§ **WHAT YOU ARE ASKED TO DO**: Update the lines from the start of the records through the line containing "footer-credit: Creado con", inclusive, by replacing "screenshot" with "image" and changing nothing else. Leave the pictures out of your answer.

§ **TASK MATERIAL**:
——

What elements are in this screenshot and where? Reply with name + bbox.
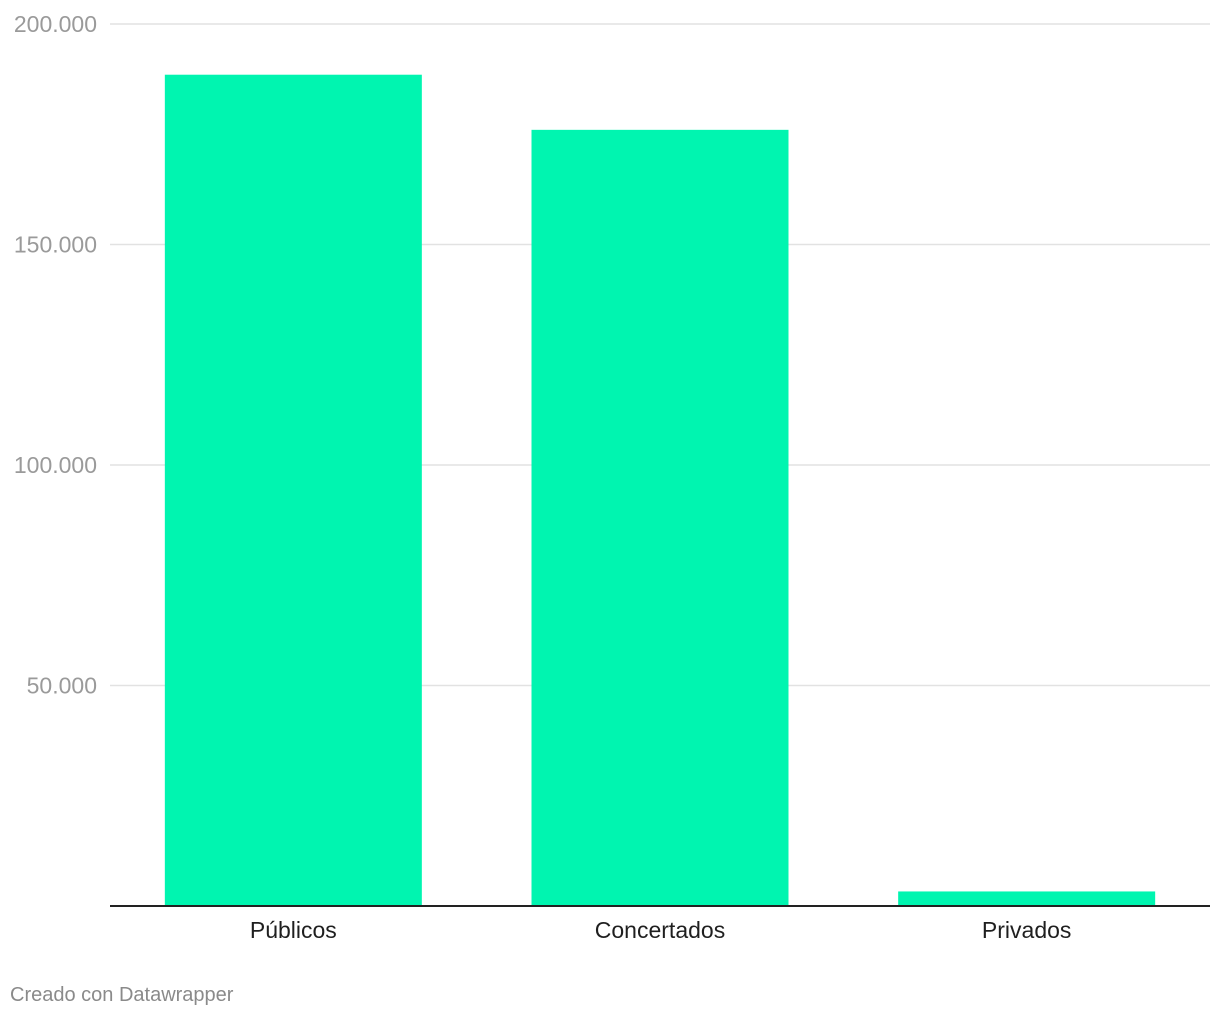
x-tick-label: Privados xyxy=(982,917,1071,943)
bars xyxy=(164,74,1156,907)
bar-públicos xyxy=(164,74,422,907)
y-tick-label: 100.000 xyxy=(14,452,97,478)
y-axis-labels: 50.000 100.000 150.000 200.000 xyxy=(14,11,97,699)
x-axis-labels: Públicos Concertados Privados xyxy=(250,917,1072,943)
bar-concertados xyxy=(531,129,789,907)
footer-credit: Creado con Datawrapper xyxy=(10,984,234,1006)
y-tick-label: 50.000 xyxy=(27,673,97,699)
bar-chart: 50.000 100.000 150.000 200.000 Públicos Conc… xyxy=(14,11,1210,943)
y-tick-label: 150.000 xyxy=(14,232,97,258)
y-tick-label: 200.000 xyxy=(14,11,97,37)
bar-privados xyxy=(898,891,1156,906)
x-tick-label: Concertados xyxy=(595,917,725,943)
x-tick-label: Públicos xyxy=(250,917,337,943)
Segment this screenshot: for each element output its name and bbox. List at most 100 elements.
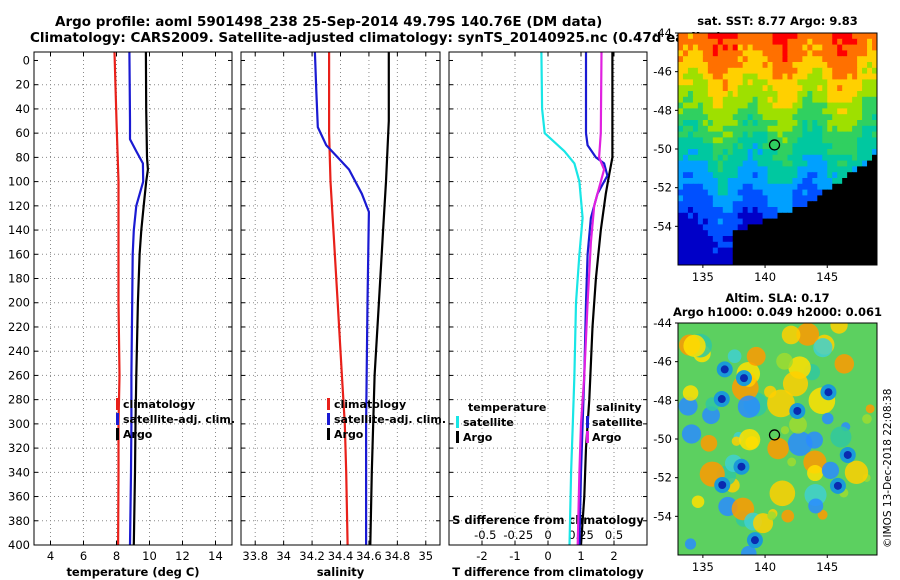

——

§ **TASK OUTPUT**:
What elements are in this image and where? Reply with name + bbox.
x-tick-label: Privados xyxy=(982,917,1071,943)
bars xyxy=(164,74,1156,907)
bar-públicos xyxy=(164,74,422,907)
y-tick-label: 100.000 xyxy=(14,452,97,478)
y-axis-labels: 50.000 100.000 150.000 200.000 xyxy=(14,11,97,699)
x-axis-labels: Públicos Concertados Privados xyxy=(250,917,1072,943)
bar-concertados xyxy=(531,129,789,907)
footer-credit: Creado con Datawrapper xyxy=(10,984,234,1006)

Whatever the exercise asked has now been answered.